Dataset records on visual material:

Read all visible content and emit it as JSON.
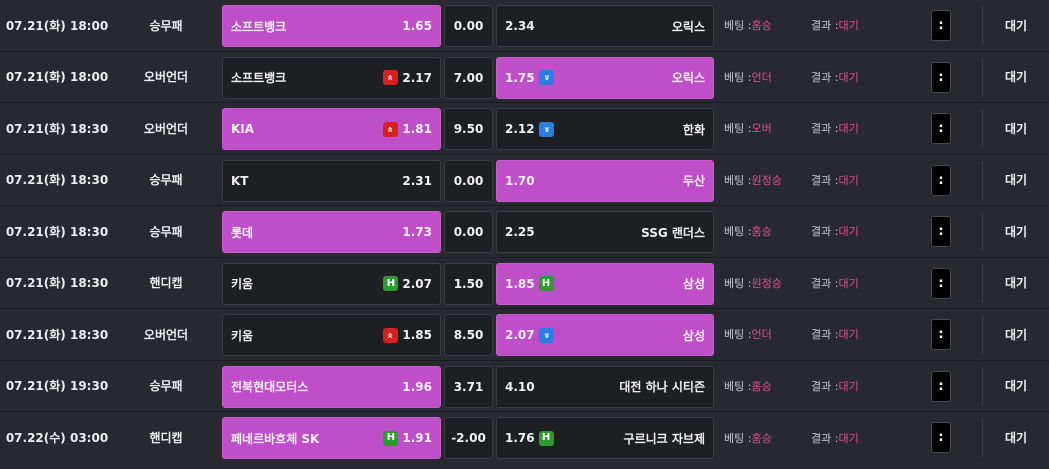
{
  "labels": {
    "bet_prefix": "베팅 : ",
    "result_prefix": "결과 : ",
    "menu_glyph": ":"
  },
  "colors": {
    "selected": "#bf4fc9",
    "up_icon": "#d92020",
    "down_icon": "#2a7fe0",
    "handicap_icon": "#2f9a2f",
    "pink_text": "#e0508a"
  },
  "rows": [
    {
      "datetime": "07.21(화) 18:00",
      "game_type": "승무패",
      "home": {
        "name": "소프트뱅크",
        "odds": "1.65",
        "icon": "",
        "selected": true
      },
      "mid": "0.00",
      "away": {
        "name": "오릭스",
        "odds": "2.34",
        "icon": "",
        "selected": false
      },
      "bet": "홈승",
      "result": "대기",
      "status": "대기"
    },
    {
      "datetime": "07.21(화) 18:00",
      "game_type": "오버언더",
      "home": {
        "name": "소프트뱅크",
        "odds": "2.17",
        "icon": "up-arrow-icon",
        "selected": false
      },
      "mid": "7.00",
      "away": {
        "name": "오릭스",
        "odds": "1.75",
        "icon": "down-arrow-icon",
        "selected": true
      },
      "bet": "언더",
      "result": "대기",
      "status": "대기"
    },
    {
      "datetime": "07.21(화) 18:30",
      "game_type": "오버언더",
      "home": {
        "name": "KIA",
        "odds": "1.81",
        "icon": "up-arrow-icon",
        "selected": true
      },
      "mid": "9.50",
      "away": {
        "name": "한화",
        "odds": "2.12",
        "icon": "down-arrow-icon",
        "selected": false
      },
      "bet": "오버",
      "result": "대기",
      "status": "대기"
    },
    {
      "datetime": "07.21(화) 18:30",
      "game_type": "승무패",
      "home": {
        "name": "KT",
        "odds": "2.31",
        "icon": "",
        "selected": false
      },
      "mid": "0.00",
      "away": {
        "name": "두산",
        "odds": "1.70",
        "icon": "",
        "selected": true
      },
      "bet": "원정승",
      "result": "대기",
      "status": "대기"
    },
    {
      "datetime": "07.21(화) 18:30",
      "game_type": "승무패",
      "home": {
        "name": "롯데",
        "odds": "1.73",
        "icon": "",
        "selected": true
      },
      "mid": "0.00",
      "away": {
        "name": "SSG 랜더스",
        "odds": "2.25",
        "icon": "",
        "selected": false
      },
      "bet": "홈승",
      "result": "대기",
      "status": "대기"
    },
    {
      "datetime": "07.21(화) 18:30",
      "game_type": "핸디캡",
      "home": {
        "name": "키움",
        "odds": "2.07",
        "icon": "handicap-icon",
        "selected": false
      },
      "mid": "1.50",
      "away": {
        "name": "삼성",
        "odds": "1.85",
        "icon": "handicap-icon",
        "selected": true
      },
      "bet": "원정승",
      "result": "대기",
      "status": "대기"
    },
    {
      "datetime": "07.21(화) 18:30",
      "game_type": "오버언더",
      "home": {
        "name": "키움",
        "odds": "1.85",
        "icon": "up-arrow-icon",
        "selected": false
      },
      "mid": "8.50",
      "away": {
        "name": "삼성",
        "odds": "2.07",
        "icon": "down-arrow-icon",
        "selected": true
      },
      "bet": "언더",
      "result": "대기",
      "status": "대기"
    },
    {
      "datetime": "07.21(화) 19:30",
      "game_type": "승무패",
      "home": {
        "name": "전북현대모터스",
        "odds": "1.96",
        "icon": "",
        "selected": true
      },
      "mid": "3.71",
      "away": {
        "name": "대전 하나 시티즌",
        "odds": "4.10",
        "icon": "",
        "selected": false
      },
      "bet": "홈승",
      "result": "대기",
      "status": "대기"
    },
    {
      "datetime": "07.22(수) 03:00",
      "game_type": "핸디캡",
      "home": {
        "name": "페네르바흐체 SK",
        "odds": "1.91",
        "icon": "handicap-icon",
        "selected": true
      },
      "mid": "-2.00",
      "away": {
        "name": "구르니크 자브제",
        "odds": "1.76",
        "icon": "handicap-icon",
        "selected": false
      },
      "bet": "홈승",
      "result": "대기",
      "status": "대기"
    }
  ]
}
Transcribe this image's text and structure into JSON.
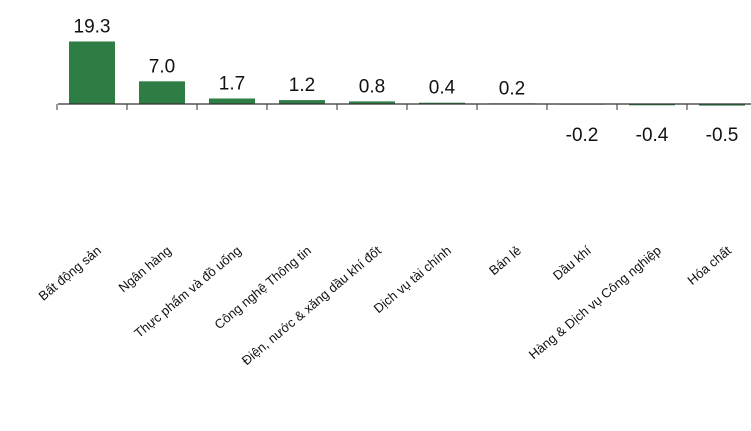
{
  "chart_data": {
    "type": "bar",
    "categories": [
      "Bất động sản",
      "Ngân hàng",
      "Thực phẩm và đồ uống",
      "Công nghệ Thông tin",
      "Điện, nước & xăng dầu khí đốt",
      "Dịch vụ tài chính",
      "Bán lẻ",
      "Dầu khí",
      "Hàng & Dịch vụ Công nghiệp",
      "Hóa chất"
    ],
    "values": [
      19.3,
      7.0,
      1.7,
      1.2,
      0.8,
      0.4,
      0.2,
      -0.2,
      -0.4,
      -0.5
    ],
    "value_labels": [
      "19.3",
      "7.0",
      "1.7",
      "1.2",
      "0.8",
      "0.4",
      "0.2",
      "-0.2",
      "-0.4",
      "-0.5"
    ],
    "title": "",
    "xlabel": "",
    "ylabel": "",
    "grid": false,
    "bar_color": "#2e7d44",
    "axis_color": "#333333"
  }
}
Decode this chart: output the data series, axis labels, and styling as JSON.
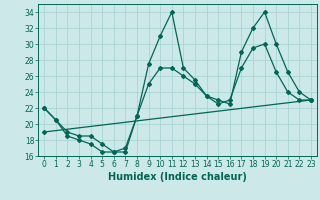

* [Aim of the exercise] Reproduce all of the data exactly; the pictures do not belong in the copy.

* [Answer below]
Read all visible content and emit it as JSON.
{
  "labels": {
    "bet_prefix": "베팅 : ",
    "result_prefix": "결과 : ",
    "menu_glyph": ":"
  },
  "colors": {
    "selected": "#bf4fc9",
    "up_icon": "#d92020",
    "down_icon": "#2a7fe0",
    "handicap_icon": "#2f9a2f",
    "pink_text": "#e0508a"
  },
  "rows": [
    {
      "datetime": "07.21(화) 18:00",
      "game_type": "승무패",
      "home": {
        "name": "소프트뱅크",
        "odds": "1.65",
        "icon": "",
        "selected": true
      },
      "mid": "0.00",
      "away": {
        "name": "오릭스",
        "odds": "2.34",
        "icon": "",
        "selected": false
      },
      "bet": "홈승",
      "result": "대기",
      "status": "대기"
    },
    {
      "datetime": "07.21(화) 18:00",
      "game_type": "오버언더",
      "home": {
        "name": "소프트뱅크",
        "odds": "2.17",
        "icon": "up-arrow-icon",
        "selected": false
      },
      "mid": "7.00",
      "away": {
        "name": "오릭스",
        "odds": "1.75",
        "icon": "down-arrow-icon",
        "selected": true
      },
      "bet": "언더",
      "result": "대기",
      "status": "대기"
    },
    {
      "datetime": "07.21(화) 18:30",
      "game_type": "오버언더",
      "home": {
        "name": "KIA",
        "odds": "1.81",
        "icon": "up-arrow-icon",
        "selected": true
      },
      "mid": "9.50",
      "away": {
        "name": "한화",
        "odds": "2.12",
        "icon": "down-arrow-icon",
        "selected": false
      },
      "bet": "오버",
      "result": "대기",
      "status": "대기"
    },
    {
      "datetime": "07.21(화) 18:30",
      "game_type": "승무패",
      "home": {
        "name": "KT",
        "odds": "2.31",
        "icon": "",
        "selected": false
      },
      "mid": "0.00",
      "away": {
        "name": "두산",
        "odds": "1.70",
        "icon": "",
        "selected": true
      },
      "bet": "원정승",
      "result": "대기",
      "status": "대기"
    },
    {
      "datetime": "07.21(화) 18:30",
      "game_type": "승무패",
      "home": {
        "name": "롯데",
        "odds": "1.73",
        "icon": "",
        "selected": true
      },
      "mid": "0.00",
      "away": {
        "name": "SSG 랜더스",
        "odds": "2.25",
        "icon": "",
        "selected": false
      },
      "bet": "홈승",
      "result": "대기",
      "status": "대기"
    },
    {
      "datetime": "07.21(화) 18:30",
      "game_type": "핸디캡",
      "home": {
        "name": "키움",
        "odds": "2.07",
        "icon": "handicap-icon",
        "selected": false
      },
      "mid": "1.50",
      "away": {
        "name": "삼성",
        "odds": "1.85",
        "icon": "handicap-icon",
        "selected": true
      },
      "bet": "원정승",
      "result": "대기",
      "status": "대기"
    },
    {
      "datetime": "07.21(화) 18:30",
      "game_type": "오버언더",
      "home": {
        "name": "키움",
        "odds": "1.85",
        "icon": "up-arrow-icon",
        "selected": false
      },
      "mid": "8.50",
      "away": {
        "name": "삼성",
        "odds": "2.07",
        "icon": "down-arrow-icon",
        "selected": true
      },
      "bet": "언더",
      "result": "대기",
      "status": "대기"
    },
    {
      "datetime": "07.21(화) 19:30",
      "game_type": "승무패",
      "home": {
        "name": "전북현대모터스",
        "odds": "1.96",
        "icon": "",
        "selected": true
      },
      "mid": "3.71",
      "away": {
        "name": "대전 하나 시티즌",
        "odds": "4.10",
        "icon": "",
        "selected": false
      },
      "bet": "홈승",
      "result": "대기",
      "status": "대기"
    },
    {
      "datetime": "07.22(수) 03:00",
      "game_type": "핸디캡",
      "home": {
        "name": "페네르바흐체 SK",
        "odds": "1.91",
        "icon": "handicap-icon",
        "selected": true
      },
      "mid": "-2.00",
      "away": {
        "name": "구르니크 자브제",
        "odds": "1.76",
        "icon": "handicap-icon",
        "selected": false
      },
      "bet": "홈승",
      "result": "대기",
      "status": "대기"
    }
  ]
}
Transcribe this image's text and structure into JSON.
{
  "chart_data": {
    "type": "bar",
    "categories": [
      "Bất động sản",
      "Ngân hàng",
      "Thực phẩm và đồ uống",
      "Công nghệ Thông tin",
      "Điện, nước & xăng dầu khí đốt",
      "Dịch vụ tài chính",
      "Bán lẻ",
      "Dầu khí",
      "Hàng & Dịch vụ Công nghiệp",
      "Hóa chất"
    ],
    "values": [
      19.3,
      7.0,
      1.7,
      1.2,
      0.8,
      0.4,
      0.2,
      -0.2,
      -0.4,
      -0.5
    ],
    "value_labels": [
      "19.3",
      "7.0",
      "1.7",
      "1.2",
      "0.8",
      "0.4",
      "0.2",
      "-0.2",
      "-0.4",
      "-0.5"
    ],
    "title": "",
    "xlabel": "",
    "ylabel": "",
    "grid": false,
    "bar_color": "#2e7d44",
    "axis_color": "#333333"
  }
}
Decode this chart: output the data series, axis labels, and styling as JSON.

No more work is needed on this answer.